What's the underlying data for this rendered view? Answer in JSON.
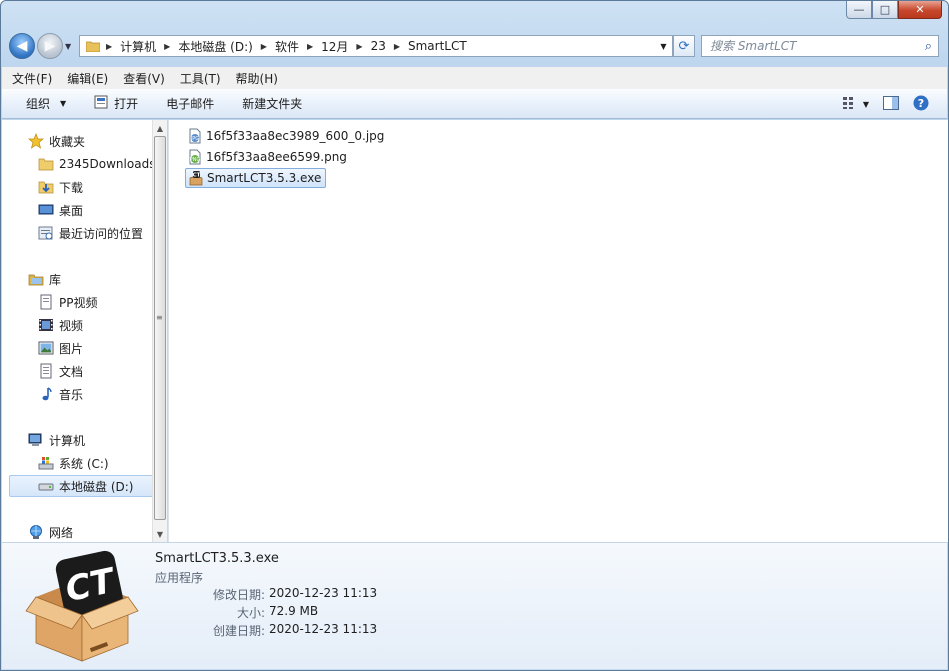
{
  "window": {
    "caption_buttons": {
      "minimize": "—",
      "maximize": "□",
      "close": "✕"
    }
  },
  "address": {
    "crumbs": [
      "计算机",
      "本地磁盘 (D:)",
      "软件",
      "12月",
      "23",
      "SmartLCT"
    ]
  },
  "search": {
    "placeholder": "搜索 SmartLCT"
  },
  "menu": [
    "文件(F)",
    "编辑(E)",
    "查看(V)",
    "工具(T)",
    "帮助(H)"
  ],
  "toolbar": {
    "organize": "组织",
    "open": "打开",
    "email": "电子邮件",
    "new_folder": "新建文件夹"
  },
  "nav": {
    "favorites": "收藏夹",
    "fav_items": [
      "2345Downloads",
      "下载",
      "桌面",
      "最近访问的位置"
    ],
    "libraries": "库",
    "lib_items": [
      "PP视频",
      "视频",
      "图片",
      "文档",
      "音乐"
    ],
    "computer": "计算机",
    "computer_items": [
      "系统 (C:)",
      "本地磁盘 (D:)"
    ],
    "network": "网络"
  },
  "files": [
    {
      "name": "16f5f33aa8ec3989_600_0.jpg",
      "icon": "jpg-file-icon"
    },
    {
      "name": "16f5f33aa8ee6599.png",
      "icon": "png-file-icon"
    },
    {
      "name": "SmartLCT3.5.3.exe",
      "icon": "exe-file-icon"
    }
  ],
  "details": {
    "name": "SmartLCT3.5.3.exe",
    "type": "应用程序",
    "modified_label": "修改日期:",
    "modified": "2020-12-23 11:13",
    "size_label": "大小:",
    "size": "72.9 MB",
    "created_label": "创建日期:",
    "created": "2020-12-23 11:13"
  }
}
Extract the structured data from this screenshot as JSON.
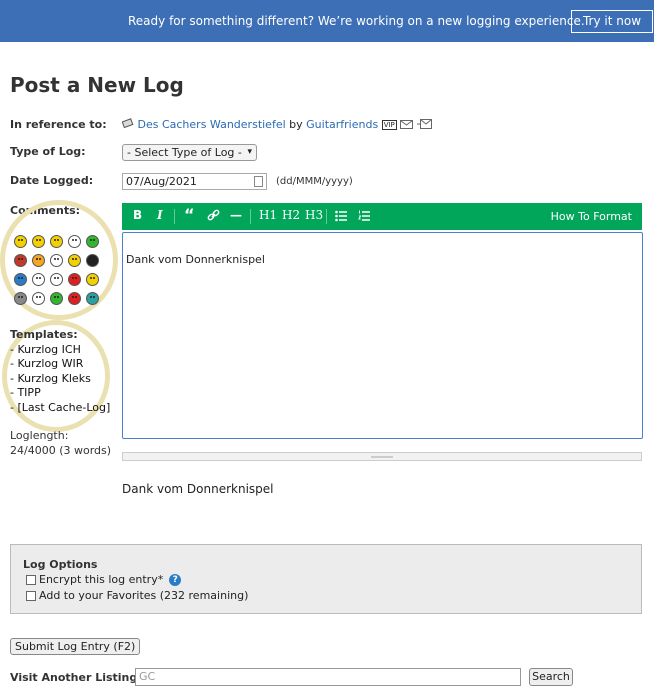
{
  "banner": {
    "text": "Ready for something different? We’re working on a new logging experience.",
    "button": "Try it now",
    "bg_color": "#3d6fb6"
  },
  "page": {
    "title": "Post a New Log"
  },
  "form": {
    "reference_label": "In reference to:",
    "cache_name": "Des Cachers Wanderstiefel",
    "by_text": "by",
    "owner": "Guitarfriends",
    "owner_badges": [
      "VIP"
    ],
    "log_type_label": "Type of Log:",
    "log_type_value": "- Select Type of Log -",
    "date_label": "Date Logged:",
    "date_value": "07/Aug/2021",
    "date_hint": "(dd/MMM/yyyy)",
    "comments_label": "Comments:"
  },
  "templates": {
    "title": "Templates:",
    "items": [
      "- Kurzlog ICH",
      "- Kurzlog WIR",
      "- Kurzlog Kleks",
      "- TIPP",
      "- [Last Cache-Log]"
    ]
  },
  "loglength": {
    "label": "Loglength:",
    "value": "24/4000 (3 words)"
  },
  "toolbar": {
    "buttons": [
      "B",
      "I",
      "“",
      "link-icon",
      "—",
      "H1",
      "H2",
      "H3",
      "bullet-list-icon",
      "numbered-list-icon"
    ],
    "how_to": "How To Format",
    "color": "#02a65a"
  },
  "editor": {
    "value": "Dank vom Donnerknispel"
  },
  "preview": {
    "text": "Dank vom Donnerknispel"
  },
  "options": {
    "title": "Log Options",
    "encrypt": "Encrypt this log entry*",
    "favorites": "Add to your Favorites (232 remaining)"
  },
  "submit": {
    "label": "Submit Log Entry (F2)"
  },
  "visit": {
    "label": "Visit Another Listing:",
    "placeholder": "GC",
    "button": "Search"
  },
  "smiley_colors": [
    "#f5d000",
    "#f5d000",
    "#f5d000",
    "#ffffff",
    "#34b530",
    "#c0392b",
    "#f5a623",
    "#ffffff",
    "#f5d000",
    "#222222",
    "#2a7cc7",
    "#ffffff",
    "#ffffff",
    "#e02020",
    "#f5d000",
    "#888888",
    "#ffffff",
    "#34b530",
    "#e02020",
    "#2aa0a0"
  ]
}
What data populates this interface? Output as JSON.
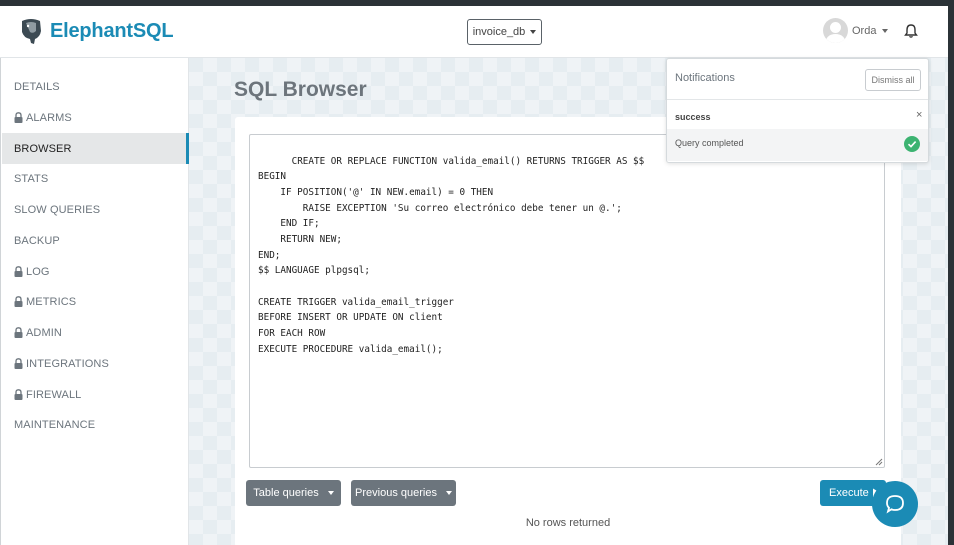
{
  "app": {
    "name": "ElephantSQL"
  },
  "header": {
    "database": "invoice_db",
    "user": "Orda"
  },
  "sidebar": {
    "items": [
      {
        "label": "DETAILS",
        "locked": false,
        "active": false
      },
      {
        "label": "ALARMS",
        "locked": true,
        "active": false
      },
      {
        "label": "BROWSER",
        "locked": false,
        "active": true
      },
      {
        "label": "STATS",
        "locked": false,
        "active": false
      },
      {
        "label": "SLOW QUERIES",
        "locked": false,
        "active": false
      },
      {
        "label": "BACKUP",
        "locked": false,
        "active": false
      },
      {
        "label": "LOG",
        "locked": true,
        "active": false
      },
      {
        "label": "METRICS",
        "locked": true,
        "active": false
      },
      {
        "label": "ADMIN",
        "locked": true,
        "active": false
      },
      {
        "label": "INTEGRATIONS",
        "locked": true,
        "active": false
      },
      {
        "label": "FIREWALL",
        "locked": true,
        "active": false
      },
      {
        "label": "MAINTENANCE",
        "locked": false,
        "active": false
      }
    ]
  },
  "main": {
    "title": "SQL Browser",
    "query": "CREATE OR REPLACE FUNCTION valida_email() RETURNS TRIGGER AS $$\nBEGIN\n    IF POSITION('@' IN NEW.email) = 0 THEN\n        RAISE EXCEPTION 'Su correo electrónico debe tener un @.';\n    END IF;\n    RETURN NEW;\nEND;\n$$ LANGUAGE plpgsql;\n\nCREATE TRIGGER valida_email_trigger\nBEFORE INSERT OR UPDATE ON client\nFOR EACH ROW\nEXECUTE PROCEDURE valida_email();",
    "table_queries_label": "Table queries",
    "previous_queries_label": "Previous queries",
    "execute_label": "Execute",
    "result_text": "No rows returned"
  },
  "notifications": {
    "title": "Notifications",
    "dismiss_label": "Dismiss all",
    "items": [
      {
        "type": "success",
        "message": "Query completed",
        "close": "×"
      }
    ]
  },
  "colors": {
    "brand": "#1b8bb5",
    "active_nav_bg": "#e5e7e8",
    "success": "#3cb371",
    "button_dark": "#6c757d"
  }
}
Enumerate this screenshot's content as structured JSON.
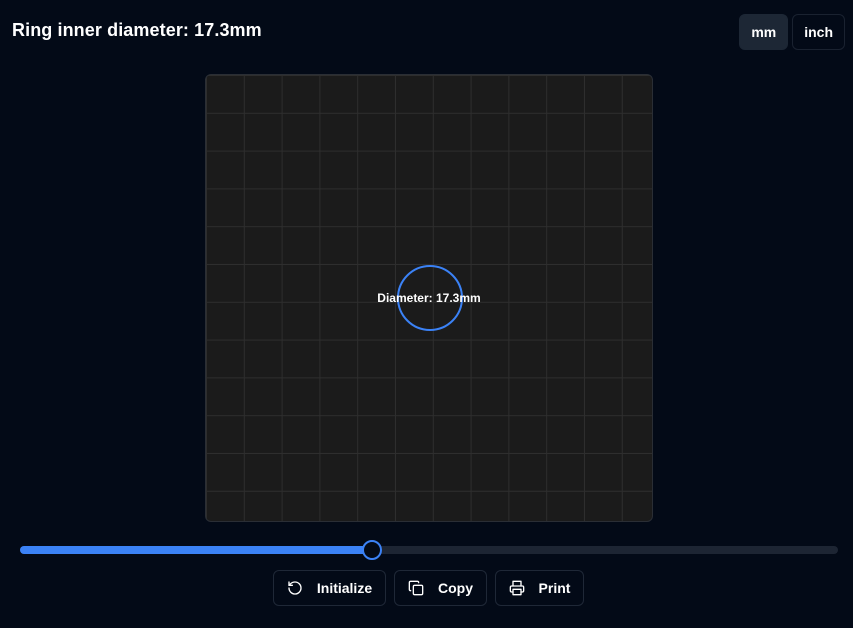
{
  "header": {
    "title": "Ring inner diameter: 17.3mm"
  },
  "units": {
    "options": [
      "mm",
      "inch"
    ],
    "selected": "mm"
  },
  "canvas": {
    "ring_label": "Diameter: 17.3mm",
    "ring_diameter_mm": 17.3
  },
  "slider": {
    "value_fraction": 0.43
  },
  "actions": {
    "initialize": {
      "label": "Initialize",
      "icon": "rotate-ccw-icon"
    },
    "copy": {
      "label": "Copy",
      "icon": "copy-icon"
    },
    "print": {
      "label": "Print",
      "icon": "printer-icon"
    }
  },
  "colors": {
    "accent": "#3b82f6",
    "background": "#030a17",
    "canvas": "#1b1b1b"
  }
}
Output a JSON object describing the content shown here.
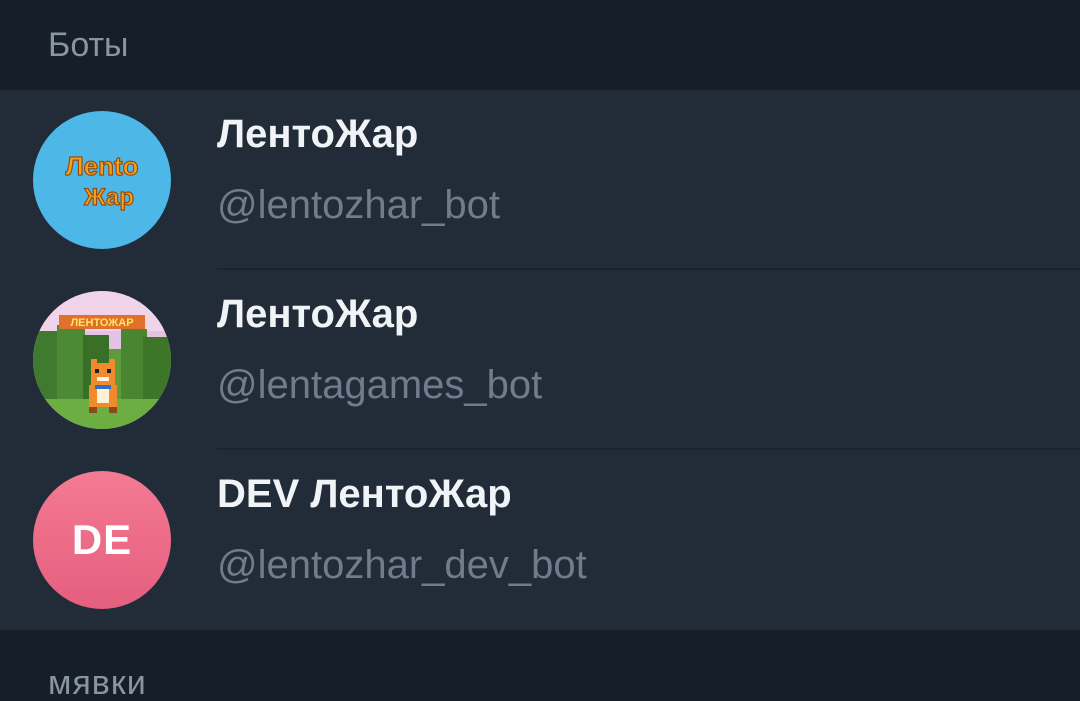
{
  "sections": {
    "bots_label": "Боты",
    "next_label": "мявки"
  },
  "bots": [
    {
      "name": "ЛентоЖар",
      "username": "@lentozhar_bot",
      "avatar": {
        "type": "logo-text",
        "line1": "Лento",
        "line2": "Жар",
        "bg": "#4db8e8"
      }
    },
    {
      "name": "ЛентоЖар",
      "username": "@lentagames_bot",
      "avatar": {
        "type": "pixel-art",
        "caption": "ЛЕНТОЖАР"
      }
    },
    {
      "name": "DEV ЛентоЖар",
      "username": "@lentozhar_dev_bot",
      "avatar": {
        "type": "initials",
        "initials": "DE",
        "bg": "#e8668a"
      }
    }
  ]
}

Task prompt >>
Extract all the entries word for word; omit any pictures.

Exercise answer >>
What's the underlying data for this rendered view? Answer in JSON.
{
  "window": {
    "caption_buttons": {
      "minimize": "—",
      "maximize": "□",
      "close": "✕"
    }
  },
  "address": {
    "crumbs": [
      "计算机",
      "本地磁盘 (D:)",
      "软件",
      "12月",
      "23",
      "SmartLCT"
    ]
  },
  "search": {
    "placeholder": "搜索 SmartLCT"
  },
  "menu": [
    "文件(F)",
    "编辑(E)",
    "查看(V)",
    "工具(T)",
    "帮助(H)"
  ],
  "toolbar": {
    "organize": "组织",
    "open": "打开",
    "email": "电子邮件",
    "new_folder": "新建文件夹"
  },
  "nav": {
    "favorites": "收藏夹",
    "fav_items": [
      "2345Downloads",
      "下载",
      "桌面",
      "最近访问的位置"
    ],
    "libraries": "库",
    "lib_items": [
      "PP视频",
      "视频",
      "图片",
      "文档",
      "音乐"
    ],
    "computer": "计算机",
    "computer_items": [
      "系统 (C:)",
      "本地磁盘 (D:)"
    ],
    "network": "网络"
  },
  "files": [
    {
      "name": "16f5f33aa8ec3989_600_0.jpg",
      "icon": "jpg-file-icon"
    },
    {
      "name": "16f5f33aa8ee6599.png",
      "icon": "png-file-icon"
    },
    {
      "name": "SmartLCT3.5.3.exe",
      "icon": "exe-file-icon"
    }
  ],
  "details": {
    "name": "SmartLCT3.5.3.exe",
    "type": "应用程序",
    "modified_label": "修改日期:",
    "modified": "2020-12-23 11:13",
    "size_label": "大小:",
    "size": "72.9 MB",
    "created_label": "创建日期:",
    "created": "2020-12-23 11:13"
  }
}
Extract the structured data from this screenshot as JSON.
{
  "banner": {
    "text": "Ready for something different? We’re working on a new logging experience.",
    "button": "Try it now",
    "bg_color": "#3d6fb6"
  },
  "page": {
    "title": "Post a New Log"
  },
  "form": {
    "reference_label": "In reference to:",
    "cache_name": "Des Cachers Wanderstiefel",
    "by_text": "by",
    "owner": "Guitarfriends",
    "owner_badges": [
      "VIP"
    ],
    "log_type_label": "Type of Log:",
    "log_type_value": "- Select Type of Log -",
    "date_label": "Date Logged:",
    "date_value": "07/Aug/2021",
    "date_hint": "(dd/MMM/yyyy)",
    "comments_label": "Comments:"
  },
  "templates": {
    "title": "Templates:",
    "items": [
      "- Kurzlog ICH",
      "- Kurzlog WIR",
      "- Kurzlog Kleks",
      "- TIPP",
      "- [Last Cache-Log]"
    ]
  },
  "loglength": {
    "label": "Loglength:",
    "value": "24/4000 (3 words)"
  },
  "toolbar": {
    "buttons": [
      "B",
      "I",
      "“",
      "link-icon",
      "—",
      "H1",
      "H2",
      "H3",
      "bullet-list-icon",
      "numbered-list-icon"
    ],
    "how_to": "How To Format",
    "color": "#02a65a"
  },
  "editor": {
    "value": "Dank vom Donnerknispel"
  },
  "preview": {
    "text": "Dank vom Donnerknispel"
  },
  "options": {
    "title": "Log Options",
    "encrypt": "Encrypt this log entry*",
    "favorites": "Add to your Favorites (232 remaining)"
  },
  "submit": {
    "label": "Submit Log Entry (F2)"
  },
  "visit": {
    "label": "Visit Another Listing:",
    "placeholder": "GC",
    "button": "Search"
  },
  "smiley_colors": [
    "#f5d000",
    "#f5d000",
    "#f5d000",
    "#ffffff",
    "#34b530",
    "#c0392b",
    "#f5a623",
    "#ffffff",
    "#f5d000",
    "#222222",
    "#2a7cc7",
    "#ffffff",
    "#ffffff",
    "#e02020",
    "#f5d000",
    "#888888",
    "#ffffff",
    "#34b530",
    "#e02020",
    "#2aa0a0"
  ]
}
What data populates this interface? Output as JSON.
{
  "app": {
    "name": "ElephantSQL"
  },
  "header": {
    "database": "invoice_db",
    "user": "Orda"
  },
  "sidebar": {
    "items": [
      {
        "label": "DETAILS",
        "locked": false,
        "active": false
      },
      {
        "label": "ALARMS",
        "locked": true,
        "active": false
      },
      {
        "label": "BROWSER",
        "locked": false,
        "active": true
      },
      {
        "label": "STATS",
        "locked": false,
        "active": false
      },
      {
        "label": "SLOW QUERIES",
        "locked": false,
        "active": false
      },
      {
        "label": "BACKUP",
        "locked": false,
        "active": false
      },
      {
        "label": "LOG",
        "locked": true,
        "active": false
      },
      {
        "label": "METRICS",
        "locked": true,
        "active": false
      },
      {
        "label": "ADMIN",
        "locked": true,
        "active": false
      },
      {
        "label": "INTEGRATIONS",
        "locked": true,
        "active": false
      },
      {
        "label": "FIREWALL",
        "locked": true,
        "active": false
      },
      {
        "label": "MAINTENANCE",
        "locked": false,
        "active": false
      }
    ]
  },
  "main": {
    "title": "SQL Browser",
    "query": "CREATE OR REPLACE FUNCTION valida_email() RETURNS TRIGGER AS $$\nBEGIN\n    IF POSITION('@' IN NEW.email) = 0 THEN\n        RAISE EXCEPTION 'Su correo electrónico debe tener un @.';\n    END IF;\n    RETURN NEW;\nEND;\n$$ LANGUAGE plpgsql;\n\nCREATE TRIGGER valida_email_trigger\nBEFORE INSERT OR UPDATE ON client\nFOR EACH ROW\nEXECUTE PROCEDURE valida_email();",
    "table_queries_label": "Table queries",
    "previous_queries_label": "Previous queries",
    "execute_label": "Execute",
    "result_text": "No rows returned"
  },
  "notifications": {
    "title": "Notifications",
    "dismiss_label": "Dismiss all",
    "items": [
      {
        "type": "success",
        "message": "Query completed",
        "close": "×"
      }
    ]
  },
  "colors": {
    "brand": "#1b8bb5",
    "active_nav_bg": "#e5e7e8",
    "success": "#3cb371",
    "button_dark": "#6c757d"
  }
}
Enumerate this screenshot's content as structured JSON.
{
  "header": {
    "title": "Ring inner diameter: 17.3mm"
  },
  "units": {
    "options": [
      "mm",
      "inch"
    ],
    "selected": "mm"
  },
  "canvas": {
    "ring_label": "Diameter: 17.3mm",
    "ring_diameter_mm": 17.3
  },
  "slider": {
    "value_fraction": 0.43
  },
  "actions": {
    "initialize": {
      "label": "Initialize",
      "icon": "rotate-ccw-icon"
    },
    "copy": {
      "label": "Copy",
      "icon": "copy-icon"
    },
    "print": {
      "label": "Print",
      "icon": "printer-icon"
    }
  },
  "colors": {
    "accent": "#3b82f6",
    "background": "#030a17",
    "canvas": "#1b1b1b"
  }
}
Output a JSON object describing the content shown here.
{
  "sections": {
    "bots_label": "Боты",
    "next_label": "мявки"
  },
  "bots": [
    {
      "name": "ЛентоЖар",
      "username": "@lentozhar_bot",
      "avatar": {
        "type": "logo-text",
        "line1": "Лento",
        "line2": "Жар",
        "bg": "#4db8e8"
      }
    },
    {
      "name": "ЛентоЖар",
      "username": "@lentagames_bot",
      "avatar": {
        "type": "pixel-art",
        "caption": "ЛЕНТОЖАР"
      }
    },
    {
      "name": "DEV ЛентоЖар",
      "username": "@lentozhar_dev_bot",
      "avatar": {
        "type": "initials",
        "initials": "DE",
        "bg": "#e8668a"
      }
    }
  ]
}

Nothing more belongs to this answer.